Directions for this task: Copy all of the material word for word, except for the pictures.

Records from a data collection

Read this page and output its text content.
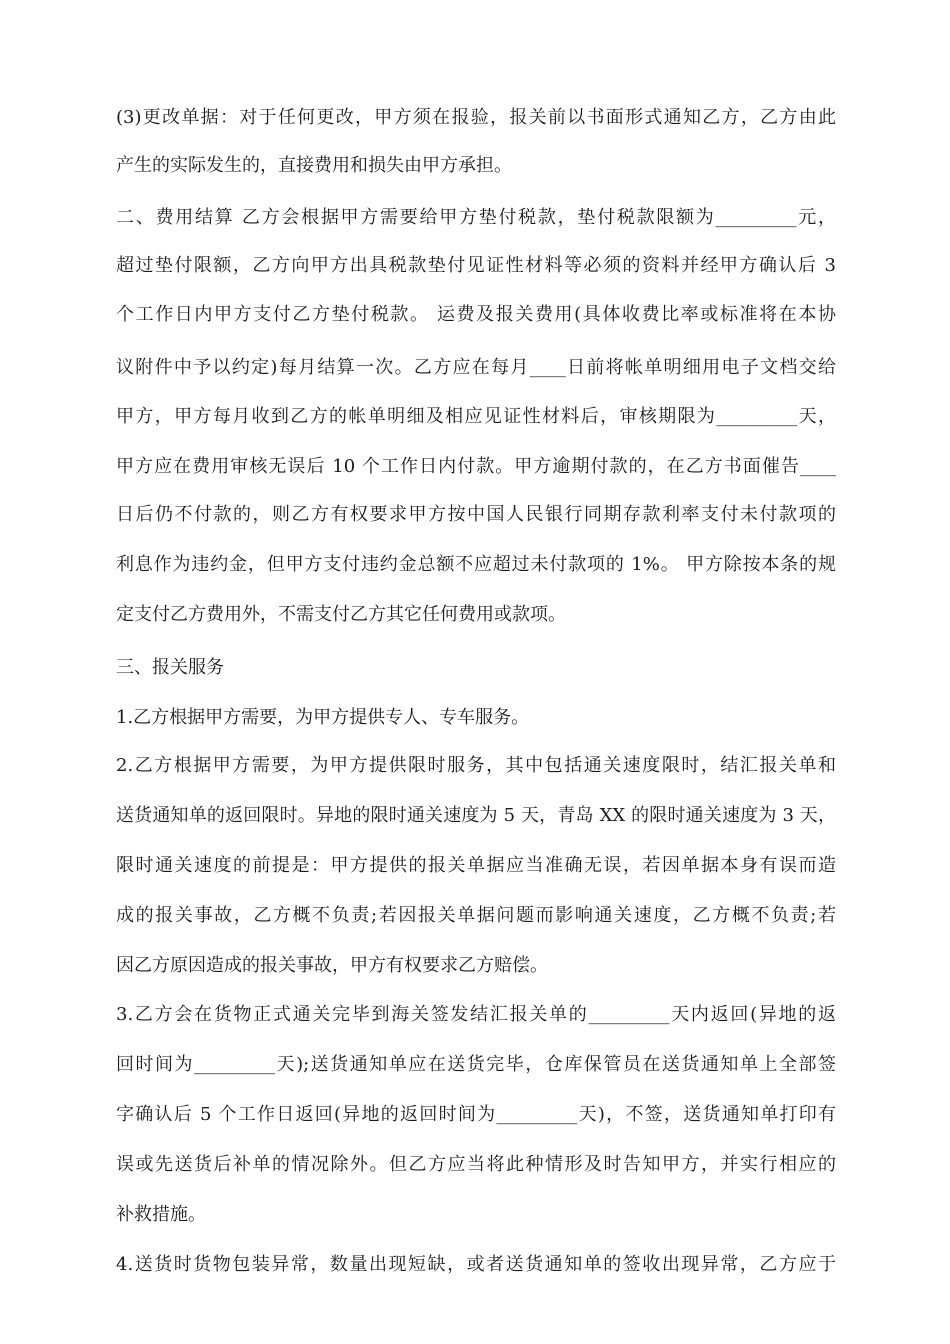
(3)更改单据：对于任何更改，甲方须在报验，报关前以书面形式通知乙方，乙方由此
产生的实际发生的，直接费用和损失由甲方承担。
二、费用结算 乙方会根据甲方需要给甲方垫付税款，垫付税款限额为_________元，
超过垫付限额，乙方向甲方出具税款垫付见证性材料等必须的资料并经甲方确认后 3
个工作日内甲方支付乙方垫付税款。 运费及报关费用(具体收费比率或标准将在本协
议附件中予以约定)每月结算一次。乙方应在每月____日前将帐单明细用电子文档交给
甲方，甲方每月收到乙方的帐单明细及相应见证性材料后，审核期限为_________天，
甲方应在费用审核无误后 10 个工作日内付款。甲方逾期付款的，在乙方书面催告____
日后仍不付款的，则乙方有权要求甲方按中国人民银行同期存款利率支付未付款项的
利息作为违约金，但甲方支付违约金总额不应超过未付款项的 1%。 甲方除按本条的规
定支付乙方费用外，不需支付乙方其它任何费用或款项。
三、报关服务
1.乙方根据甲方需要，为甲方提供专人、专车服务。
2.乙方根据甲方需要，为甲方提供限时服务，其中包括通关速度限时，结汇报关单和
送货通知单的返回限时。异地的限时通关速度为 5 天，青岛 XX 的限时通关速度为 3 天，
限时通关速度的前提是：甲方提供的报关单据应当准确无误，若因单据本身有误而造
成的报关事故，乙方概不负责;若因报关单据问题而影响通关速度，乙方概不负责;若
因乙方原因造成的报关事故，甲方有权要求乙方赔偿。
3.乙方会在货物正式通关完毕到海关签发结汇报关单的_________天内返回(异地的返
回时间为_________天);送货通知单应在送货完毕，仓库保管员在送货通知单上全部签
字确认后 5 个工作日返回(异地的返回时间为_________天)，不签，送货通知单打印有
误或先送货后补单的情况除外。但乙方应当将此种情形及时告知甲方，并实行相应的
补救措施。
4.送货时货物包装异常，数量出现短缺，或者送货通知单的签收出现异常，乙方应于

Solution for this exercise:
Read this page and output its text content.
(3)更改单据：对于任何更改，甲方须在报验，报关前以书面形式通知乙方，乙方由此
产生的实际发生的，直接费用和损失由甲方承担。
二、费用结算 乙方会根据甲方需要给甲方垫付税款，垫付税款限额为_________元，
超过垫付限额，乙方向甲方出具税款垫付见证性材料等必须的资料并经甲方确认后 3
个工作日内甲方支付乙方垫付税款。 运费及报关费用(具体收费比率或标准将在本协
议附件中予以约定)每月结算一次。乙方应在每月____日前将帐单明细用电子文档交给
甲方，甲方每月收到乙方的帐单明细及相应见证性材料后，审核期限为_________天，
甲方应在费用审核无误后 10 个工作日内付款。甲方逾期付款的，在乙方书面催告____
日后仍不付款的，则乙方有权要求甲方按中国人民银行同期存款利率支付未付款项的
利息作为违约金，但甲方支付违约金总额不应超过未付款项的 1%。 甲方除按本条的规
定支付乙方费用外，不需支付乙方其它任何费用或款项。
三、报关服务
1.乙方根据甲方需要，为甲方提供专人、专车服务。
2.乙方根据甲方需要，为甲方提供限时服务，其中包括通关速度限时，结汇报关单和
送货通知单的返回限时。异地的限时通关速度为 5 天，青岛 XX 的限时通关速度为 3 天，
限时通关速度的前提是：甲方提供的报关单据应当准确无误，若因单据本身有误而造
成的报关事故，乙方概不负责;若因报关单据问题而影响通关速度，乙方概不负责;若
因乙方原因造成的报关事故，甲方有权要求乙方赔偿。
3.乙方会在货物正式通关完毕到海关签发结汇报关单的_________天内返回(异地的返
回时间为_________天);送货通知单应在送货完毕，仓库保管员在送货通知单上全部签
字确认后 5 个工作日返回(异地的返回时间为_________天)，不签，送货通知单打印有
误或先送货后补单的情况除外。但乙方应当将此种情形及时告知甲方，并实行相应的
补救措施。
4.送货时货物包装异常，数量出现短缺，或者送货通知单的签收出现异常，乙方应于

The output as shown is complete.